begin

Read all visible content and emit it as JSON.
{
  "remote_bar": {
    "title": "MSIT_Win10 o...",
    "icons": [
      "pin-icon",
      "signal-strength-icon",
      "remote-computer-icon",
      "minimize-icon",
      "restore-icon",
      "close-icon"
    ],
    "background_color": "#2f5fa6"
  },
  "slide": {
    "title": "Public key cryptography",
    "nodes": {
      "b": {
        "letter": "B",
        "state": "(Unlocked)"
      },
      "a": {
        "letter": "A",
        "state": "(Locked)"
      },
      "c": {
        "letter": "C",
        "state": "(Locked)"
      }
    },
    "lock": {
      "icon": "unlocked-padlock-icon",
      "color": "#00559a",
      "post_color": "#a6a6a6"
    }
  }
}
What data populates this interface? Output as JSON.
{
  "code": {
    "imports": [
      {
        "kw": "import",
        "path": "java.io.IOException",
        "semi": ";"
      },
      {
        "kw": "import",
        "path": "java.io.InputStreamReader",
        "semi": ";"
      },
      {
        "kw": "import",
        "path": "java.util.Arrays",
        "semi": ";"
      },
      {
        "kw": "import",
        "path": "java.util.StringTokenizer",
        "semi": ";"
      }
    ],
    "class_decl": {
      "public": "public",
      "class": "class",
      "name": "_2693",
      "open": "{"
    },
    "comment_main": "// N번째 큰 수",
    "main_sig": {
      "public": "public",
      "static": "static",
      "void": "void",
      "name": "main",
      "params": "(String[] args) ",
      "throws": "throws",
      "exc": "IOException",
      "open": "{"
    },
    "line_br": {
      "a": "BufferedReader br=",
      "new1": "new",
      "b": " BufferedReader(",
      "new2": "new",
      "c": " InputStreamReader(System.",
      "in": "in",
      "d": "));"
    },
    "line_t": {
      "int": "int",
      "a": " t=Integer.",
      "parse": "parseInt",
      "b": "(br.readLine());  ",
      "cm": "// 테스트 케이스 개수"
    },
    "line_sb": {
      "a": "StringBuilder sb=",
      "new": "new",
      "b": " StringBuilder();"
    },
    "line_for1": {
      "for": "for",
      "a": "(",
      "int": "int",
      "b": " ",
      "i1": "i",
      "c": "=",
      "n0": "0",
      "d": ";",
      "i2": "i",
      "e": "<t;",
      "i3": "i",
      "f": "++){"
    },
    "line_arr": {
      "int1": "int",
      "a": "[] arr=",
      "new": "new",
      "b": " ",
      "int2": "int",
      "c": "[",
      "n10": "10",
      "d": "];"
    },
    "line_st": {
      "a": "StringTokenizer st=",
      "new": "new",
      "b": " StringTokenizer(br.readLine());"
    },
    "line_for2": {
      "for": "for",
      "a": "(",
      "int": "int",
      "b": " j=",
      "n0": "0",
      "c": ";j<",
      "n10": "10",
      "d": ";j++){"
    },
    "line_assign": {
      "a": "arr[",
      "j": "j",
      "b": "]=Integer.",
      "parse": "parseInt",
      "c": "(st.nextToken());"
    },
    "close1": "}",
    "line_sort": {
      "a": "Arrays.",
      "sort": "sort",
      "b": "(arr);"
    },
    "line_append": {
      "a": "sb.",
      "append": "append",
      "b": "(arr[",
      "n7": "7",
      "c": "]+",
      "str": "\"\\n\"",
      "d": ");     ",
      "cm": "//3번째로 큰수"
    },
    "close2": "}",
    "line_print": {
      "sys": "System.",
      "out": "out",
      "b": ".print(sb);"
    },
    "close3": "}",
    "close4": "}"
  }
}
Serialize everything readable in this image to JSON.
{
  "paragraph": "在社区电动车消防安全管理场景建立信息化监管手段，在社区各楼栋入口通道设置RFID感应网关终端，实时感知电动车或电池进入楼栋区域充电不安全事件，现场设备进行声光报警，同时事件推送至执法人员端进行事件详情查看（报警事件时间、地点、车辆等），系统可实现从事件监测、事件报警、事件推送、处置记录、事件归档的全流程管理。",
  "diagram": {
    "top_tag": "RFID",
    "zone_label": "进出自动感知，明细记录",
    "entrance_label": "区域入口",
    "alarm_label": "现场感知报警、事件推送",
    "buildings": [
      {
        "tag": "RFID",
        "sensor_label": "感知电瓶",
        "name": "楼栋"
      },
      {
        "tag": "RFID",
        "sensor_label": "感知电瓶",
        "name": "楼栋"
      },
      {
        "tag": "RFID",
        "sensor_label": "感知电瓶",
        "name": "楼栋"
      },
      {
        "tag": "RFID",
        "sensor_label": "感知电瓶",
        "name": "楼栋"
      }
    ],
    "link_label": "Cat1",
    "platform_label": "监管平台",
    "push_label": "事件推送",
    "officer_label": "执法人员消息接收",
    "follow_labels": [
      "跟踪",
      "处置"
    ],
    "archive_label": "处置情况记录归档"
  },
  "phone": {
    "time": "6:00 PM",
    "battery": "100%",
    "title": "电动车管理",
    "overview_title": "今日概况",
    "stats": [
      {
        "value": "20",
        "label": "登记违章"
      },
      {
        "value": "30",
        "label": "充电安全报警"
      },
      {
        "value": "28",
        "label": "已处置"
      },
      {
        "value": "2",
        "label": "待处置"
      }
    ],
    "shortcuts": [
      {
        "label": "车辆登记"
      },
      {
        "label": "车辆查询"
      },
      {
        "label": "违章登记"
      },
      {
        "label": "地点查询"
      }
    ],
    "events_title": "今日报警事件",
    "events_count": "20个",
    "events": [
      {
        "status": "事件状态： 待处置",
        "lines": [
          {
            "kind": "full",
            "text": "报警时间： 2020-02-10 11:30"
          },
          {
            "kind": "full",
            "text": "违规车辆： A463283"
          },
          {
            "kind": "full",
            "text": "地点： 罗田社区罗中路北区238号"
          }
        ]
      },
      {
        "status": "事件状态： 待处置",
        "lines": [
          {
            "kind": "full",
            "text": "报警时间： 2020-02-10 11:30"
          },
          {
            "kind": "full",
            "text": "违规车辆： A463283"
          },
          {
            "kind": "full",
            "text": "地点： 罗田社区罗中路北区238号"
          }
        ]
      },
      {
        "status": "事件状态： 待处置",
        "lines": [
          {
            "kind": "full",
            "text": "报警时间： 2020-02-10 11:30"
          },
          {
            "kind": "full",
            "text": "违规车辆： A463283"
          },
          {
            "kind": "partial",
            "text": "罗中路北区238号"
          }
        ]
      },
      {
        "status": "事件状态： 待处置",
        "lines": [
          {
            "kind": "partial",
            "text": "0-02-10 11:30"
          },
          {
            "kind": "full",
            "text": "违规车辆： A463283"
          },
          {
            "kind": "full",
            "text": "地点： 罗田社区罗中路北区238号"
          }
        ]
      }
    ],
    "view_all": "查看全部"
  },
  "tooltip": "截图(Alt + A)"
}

end

#### [What you should do]
Without omitting anything, output the entries exactly.

#### [Solution to this task]
Read all visible content and emit it as JSON.
{
  "remote_bar": {
    "title": "MSIT_Win10 o...",
    "icons": [
      "pin-icon",
      "signal-strength-icon",
      "remote-computer-icon",
      "minimize-icon",
      "restore-icon",
      "close-icon"
    ],
    "background_color": "#2f5fa6"
  },
  "slide": {
    "title": "Public key cryptography",
    "nodes": {
      "b": {
        "letter": "B",
        "state": "(Unlocked)"
      },
      "a": {
        "letter": "A",
        "state": "(Locked)"
      },
      "c": {
        "letter": "C",
        "state": "(Locked)"
      }
    },
    "lock": {
      "icon": "unlocked-padlock-icon",
      "color": "#00559a",
      "post_color": "#a6a6a6"
    }
  }
}
What data populates this interface? Output as JSON.
{
  "code": {
    "imports": [
      {
        "kw": "import",
        "path": "java.io.IOException",
        "semi": ";"
      },
      {
        "kw": "import",
        "path": "java.io.InputStreamReader",
        "semi": ";"
      },
      {
        "kw": "import",
        "path": "java.util.Arrays",
        "semi": ";"
      },
      {
        "kw": "import",
        "path": "java.util.StringTokenizer",
        "semi": ";"
      }
    ],
    "class_decl": {
      "public": "public",
      "class": "class",
      "name": "_2693",
      "open": "{"
    },
    "comment_main": "// N번째 큰 수",
    "main_sig": {
      "public": "public",
      "static": "static",
      "void": "void",
      "name": "main",
      "params": "(String[] args) ",
      "throws": "throws",
      "exc": "IOException",
      "open": "{"
    },
    "line_br": {
      "a": "BufferedReader br=",
      "new1": "new",
      "b": " BufferedReader(",
      "new2": "new",
      "c": " InputStreamReader(System.",
      "in": "in",
      "d": "));"
    },
    "line_t": {
      "int": "int",
      "a": " t=Integer.",
      "parse": "parseInt",
      "b": "(br.readLine());  ",
      "cm": "// 테스트 케이스 개수"
    },
    "line_sb": {
      "a": "StringBuilder sb=",
      "new": "new",
      "b": " StringBuilder();"
    },
    "line_for1": {
      "for": "for",
      "a": "(",
      "int": "int",
      "b": " ",
      "i1": "i",
      "c": "=",
      "n0": "0",
      "d": ";",
      "i2": "i",
      "e": "<t;",
      "i3": "i",
      "f": "++){"
    },
    "line_arr": {
      "int1": "int",
      "a": "[] arr=",
      "new": "new",
      "b": " ",
      "int2": "int",
      "c": "[",
      "n10": "10",
      "d": "];"
    },
    "line_st": {
      "a": "StringTokenizer st=",
      "new": "new",
      "b": " StringTokenizer(br.readLine());"
    },
    "line_for2": {
      "for": "for",
      "a": "(",
      "int": "int",
      "b": " j=",
      "n0": "0",
      "c": ";j<",
      "n10": "10",
      "d": ";j++){"
    },
    "line_assign": {
      "a": "arr[",
      "j": "j",
      "b": "]=Integer.",
      "parse": "parseInt",
      "c": "(st.nextToken());"
    },
    "close1": "}",
    "line_sort": {
      "a": "Arrays.",
      "sort": "sort",
      "b": "(arr);"
    },
    "line_append": {
      "a": "sb.",
      "append": "append",
      "b": "(arr[",
      "n7": "7",
      "c": "]+",
      "str": "\"\\n\"",
      "d": ");     ",
      "cm": "//3번째로 큰수"
    },
    "close2": "}",
    "line_print": {
      "sys": "System.",
      "out": "out",
      "b": ".print(sb);"
    },
    "close3": "}",
    "close4": "}"
  }
}
Serialize everything readable in this image to JSON.
{
  "paragraph": "在社区电动车消防安全管理场景建立信息化监管手段，在社区各楼栋入口通道设置RFID感应网关终端，实时感知电动车或电池进入楼栋区域充电不安全事件，现场设备进行声光报警，同时事件推送至执法人员端进行事件详情查看（报警事件时间、地点、车辆等），系统可实现从事件监测、事件报警、事件推送、处置记录、事件归档的全流程管理。",
  "diagram": {
    "top_tag": "RFID",
    "zone_label": "进出自动感知，明细记录",
    "entrance_label": "区域入口",
    "alarm_label": "现场感知报警、事件推送",
    "buildings": [
      {
        "tag": "RFID",
        "sensor_label": "感知电瓶",
        "name": "楼栋"
      },
      {
        "tag": "RFID",
        "sensor_label": "感知电瓶",
        "name": "楼栋"
      },
      {
        "tag": "RFID",
        "sensor_label": "感知电瓶",
        "name": "楼栋"
      },
      {
        "tag": "RFID",
        "sensor_label": "感知电瓶",
        "name": "楼栋"
      }
    ],
    "link_label": "Cat1",
    "platform_label": "监管平台",
    "push_label": "事件推送",
    "officer_label": "执法人员消息接收",
    "follow_labels": [
      "跟踪",
      "处置"
    ],
    "archive_label": "处置情况记录归档"
  },
  "phone": {
    "time": "6:00 PM",
    "battery": "100%",
    "title": "电动车管理",
    "overview_title": "今日概况",
    "stats": [
      {
        "value": "20",
        "label": "登记违章"
      },
      {
        "value": "30",
        "label": "充电安全报警"
      },
      {
        "value": "28",
        "label": "已处置"
      },
      {
        "value": "2",
        "label": "待处置"
      }
    ],
    "shortcuts": [
      {
        "label": "车辆登记"
      },
      {
        "label": "车辆查询"
      },
      {
        "label": "违章登记"
      },
      {
        "label": "地点查询"
      }
    ],
    "events_title": "今日报警事件",
    "events_count": "20个",
    "events": [
      {
        "status": "事件状态： 待处置",
        "lines": [
          {
            "kind": "full",
            "text": "报警时间： 2020-02-10 11:30"
          },
          {
            "kind": "full",
            "text": "违规车辆： A463283"
          },
          {
            "kind": "full",
            "text": "地点： 罗田社区罗中路北区238号"
          }
        ]
      },
      {
        "status": "事件状态： 待处置",
        "lines": [
          {
            "kind": "full",
            "text": "报警时间： 2020-02-10 11:30"
          },
          {
            "kind": "full",
            "text": "违规车辆： A463283"
          },
          {
            "kind": "full",
            "text": "地点： 罗田社区罗中路北区238号"
          }
        ]
      },
      {
        "status": "事件状态： 待处置",
        "lines": [
          {
            "kind": "full",
            "text": "报警时间： 2020-02-10 11:30"
          },
          {
            "kind": "full",
            "text": "违规车辆： A463283"
          },
          {
            "kind": "partial",
            "text": "罗中路北区238号"
          }
        ]
      },
      {
        "status": "事件状态： 待处置",
        "lines": [
          {
            "kind": "partial",
            "text": "0-02-10 11:30"
          },
          {
            "kind": "full",
            "text": "违规车辆： A463283"
          },
          {
            "kind": "full",
            "text": "地点： 罗田社区罗中路北区238号"
          }
        ]
      }
    ],
    "view_all": "查看全部"
  },
  "tooltip": "截图(Alt + A)"
}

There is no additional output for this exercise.